======== STORED RECORDS

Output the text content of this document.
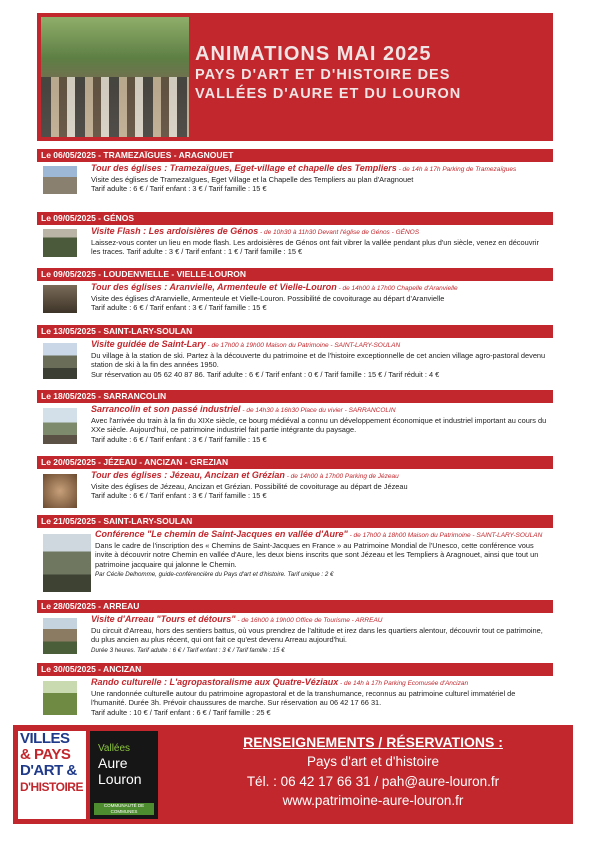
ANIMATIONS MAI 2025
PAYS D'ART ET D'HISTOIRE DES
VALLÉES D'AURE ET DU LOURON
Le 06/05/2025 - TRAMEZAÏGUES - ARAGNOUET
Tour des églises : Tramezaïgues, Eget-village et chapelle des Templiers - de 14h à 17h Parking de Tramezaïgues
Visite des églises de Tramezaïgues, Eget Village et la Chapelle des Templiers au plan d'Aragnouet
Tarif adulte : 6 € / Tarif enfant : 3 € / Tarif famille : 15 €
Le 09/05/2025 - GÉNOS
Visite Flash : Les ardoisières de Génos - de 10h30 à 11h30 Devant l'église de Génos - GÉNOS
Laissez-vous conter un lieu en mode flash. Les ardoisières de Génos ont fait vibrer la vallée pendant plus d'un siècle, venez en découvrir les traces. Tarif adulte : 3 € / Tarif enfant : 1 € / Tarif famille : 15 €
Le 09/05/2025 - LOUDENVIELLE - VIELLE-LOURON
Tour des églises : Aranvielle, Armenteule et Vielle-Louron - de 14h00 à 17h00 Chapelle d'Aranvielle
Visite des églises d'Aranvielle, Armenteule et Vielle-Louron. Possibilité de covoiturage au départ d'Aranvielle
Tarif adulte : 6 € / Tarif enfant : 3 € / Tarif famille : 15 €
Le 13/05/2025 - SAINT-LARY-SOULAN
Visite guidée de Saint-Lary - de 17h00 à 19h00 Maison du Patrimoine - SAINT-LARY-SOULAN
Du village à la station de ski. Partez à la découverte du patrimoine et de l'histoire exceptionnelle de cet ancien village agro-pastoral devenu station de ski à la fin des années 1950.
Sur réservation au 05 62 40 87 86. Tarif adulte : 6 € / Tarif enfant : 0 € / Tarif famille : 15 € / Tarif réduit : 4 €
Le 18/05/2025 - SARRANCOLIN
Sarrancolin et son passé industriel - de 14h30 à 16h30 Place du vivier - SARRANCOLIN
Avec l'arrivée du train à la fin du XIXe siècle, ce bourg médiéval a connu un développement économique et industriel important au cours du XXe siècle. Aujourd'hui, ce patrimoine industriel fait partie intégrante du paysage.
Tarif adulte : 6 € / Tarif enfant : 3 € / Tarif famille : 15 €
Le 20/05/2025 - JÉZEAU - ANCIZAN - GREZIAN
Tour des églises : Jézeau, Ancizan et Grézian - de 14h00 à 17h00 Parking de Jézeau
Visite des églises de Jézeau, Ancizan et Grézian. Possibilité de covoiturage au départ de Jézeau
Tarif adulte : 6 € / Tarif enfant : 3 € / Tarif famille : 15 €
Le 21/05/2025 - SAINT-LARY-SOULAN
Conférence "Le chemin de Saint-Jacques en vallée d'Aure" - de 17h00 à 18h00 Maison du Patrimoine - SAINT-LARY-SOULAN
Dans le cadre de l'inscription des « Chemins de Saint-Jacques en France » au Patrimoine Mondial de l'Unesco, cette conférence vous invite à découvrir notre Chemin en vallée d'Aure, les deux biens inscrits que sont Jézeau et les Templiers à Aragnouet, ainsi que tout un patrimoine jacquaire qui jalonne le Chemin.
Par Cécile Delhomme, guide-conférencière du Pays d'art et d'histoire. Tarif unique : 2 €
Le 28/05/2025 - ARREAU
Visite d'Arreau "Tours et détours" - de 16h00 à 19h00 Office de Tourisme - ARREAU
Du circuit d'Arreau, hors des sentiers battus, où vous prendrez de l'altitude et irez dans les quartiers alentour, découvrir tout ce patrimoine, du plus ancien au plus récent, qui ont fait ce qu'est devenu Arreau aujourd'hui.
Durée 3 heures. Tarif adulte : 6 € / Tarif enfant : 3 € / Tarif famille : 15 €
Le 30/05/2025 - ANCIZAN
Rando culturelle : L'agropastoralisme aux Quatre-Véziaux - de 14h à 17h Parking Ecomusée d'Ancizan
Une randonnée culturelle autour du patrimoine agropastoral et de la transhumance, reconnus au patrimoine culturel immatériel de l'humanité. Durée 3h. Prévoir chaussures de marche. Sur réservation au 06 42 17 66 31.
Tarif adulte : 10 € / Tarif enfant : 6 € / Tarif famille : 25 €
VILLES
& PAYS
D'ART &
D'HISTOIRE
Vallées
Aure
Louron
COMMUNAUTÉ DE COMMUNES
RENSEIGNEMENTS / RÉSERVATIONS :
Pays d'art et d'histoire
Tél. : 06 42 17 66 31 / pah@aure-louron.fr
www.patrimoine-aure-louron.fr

================

EXERCISE DETAILS =
Every entry must be reproduced exactly, with the images left out.

SOLUTION FOR THIS EXERCISE =
Output the text content of this document.
ANIMATIONS MAI 2025
PAYS D'ART ET D'HISTOIRE DES
VALLÉES D'AURE ET DU LOURON
Le 06/05/2025 - TRAMEZAÏGUES - ARAGNOUET
Tour des églises : Tramezaïgues, Eget-village et chapelle des Templiers - de 14h à 17h Parking de Tramezaïgues
Visite des églises de Tramezaïgues, Eget Village et la Chapelle des Templiers au plan d'Aragnouet
Tarif adulte : 6 € / Tarif enfant : 3 € / Tarif famille : 15 €
Le 09/05/2025 - GÉNOS
Visite Flash : Les ardoisières de Génos - de 10h30 à 11h30 Devant l'église de Génos - GÉNOS
Laissez-vous conter un lieu en mode flash. Les ardoisières de Génos ont fait vibrer la vallée pendant plus d'un siècle, venez en découvrir les traces. Tarif adulte : 3 € / Tarif enfant : 1 € / Tarif famille : 15 €
Le 09/05/2025 - LOUDENVIELLE - VIELLE-LOURON
Tour des églises : Aranvielle, Armenteule et Vielle-Louron - de 14h00 à 17h00 Chapelle d'Aranvielle
Visite des églises d'Aranvielle, Armenteule et Vielle-Louron. Possibilité de covoiturage au départ d'Aranvielle
Tarif adulte : 6 € / Tarif enfant : 3 € / Tarif famille : 15 €
Le 13/05/2025 - SAINT-LARY-SOULAN
Visite guidée de Saint-Lary - de 17h00 à 19h00 Maison du Patrimoine - SAINT-LARY-SOULAN
Du village à la station de ski. Partez à la découverte du patrimoine et de l'histoire exceptionnelle de cet ancien village agro-pastoral devenu station de ski à la fin des années 1950.
Sur réservation au 05 62 40 87 86. Tarif adulte : 6 € / Tarif enfant : 0 € / Tarif famille : 15 € / Tarif réduit : 4 €
Le 18/05/2025 - SARRANCOLIN
Sarrancolin et son passé industriel - de 14h30 à 16h30 Place du vivier - SARRANCOLIN
Avec l'arrivée du train à la fin du XIXe siècle, ce bourg médiéval a connu un développement économique et industriel important au cours du XXe siècle. Aujourd'hui, ce patrimoine industriel fait partie intégrante du paysage.
Tarif adulte : 6 € / Tarif enfant : 3 € / Tarif famille : 15 €
Le 20/05/2025 - JÉZEAU - ANCIZAN - GREZIAN
Tour des églises : Jézeau, Ancizan et Grézian - de 14h00 à 17h00 Parking de Jézeau
Visite des églises de Jézeau, Ancizan et Grézian. Possibilité de covoiturage au départ de Jézeau
Tarif adulte : 6 € / Tarif enfant : 3 € / Tarif famille : 15 €
Le 21/05/2025 - SAINT-LARY-SOULAN
Conférence "Le chemin de Saint-Jacques en vallée d'Aure" - de 17h00 à 18h00 Maison du Patrimoine - SAINT-LARY-SOULAN
Dans le cadre de l'inscription des « Chemins de Saint-Jacques en France » au Patrimoine Mondial de l'Unesco, cette conférence vous invite à découvrir notre Chemin en vallée d'Aure, les deux biens inscrits que sont Jézeau et les Templiers à Aragnouet, ainsi que tout un patrimoine jacquaire qui jalonne le Chemin.
Par Cécile Delhomme, guide-conférencière du Pays d'art et d'histoire. Tarif unique : 2 €
Le 28/05/2025 - ARREAU
Visite d'Arreau "Tours et détours" - de 16h00 à 19h00 Office de Tourisme - ARREAU
Du circuit d'Arreau, hors des sentiers battus, où vous prendrez de l'altitude et irez dans les quartiers alentour, découvrir tout ce patrimoine, du plus ancien au plus récent, qui ont fait ce qu'est devenu Arreau aujourd'hui.
Durée 3 heures. Tarif adulte : 6 € / Tarif enfant : 3 € / Tarif famille : 15 €
Le 30/05/2025 - ANCIZAN
Rando culturelle : L'agropastoralisme aux Quatre-Véziaux - de 14h à 17h Parking Ecomusée d'Ancizan
Une randonnée culturelle autour du patrimoine agropastoral et de la transhumance, reconnus au patrimoine culturel immatériel de l'humanité. Durée 3h. Prévoir chaussures de marche. Sur réservation au 06 42 17 66 31.
Tarif adulte : 10 € / Tarif enfant : 6 € / Tarif famille : 25 €
VILLES
& PAYS
D'ART &
D'HISTOIRE
Vallées
Aure
Louron
COMMUNAUTÉ DE COMMUNES
RENSEIGNEMENTS / RÉSERVATIONS :
Pays d'art et d'histoire
Tél. : 06 42 17 66 31 / pah@aure-louron.fr
www.patrimoine-aure-louron.fr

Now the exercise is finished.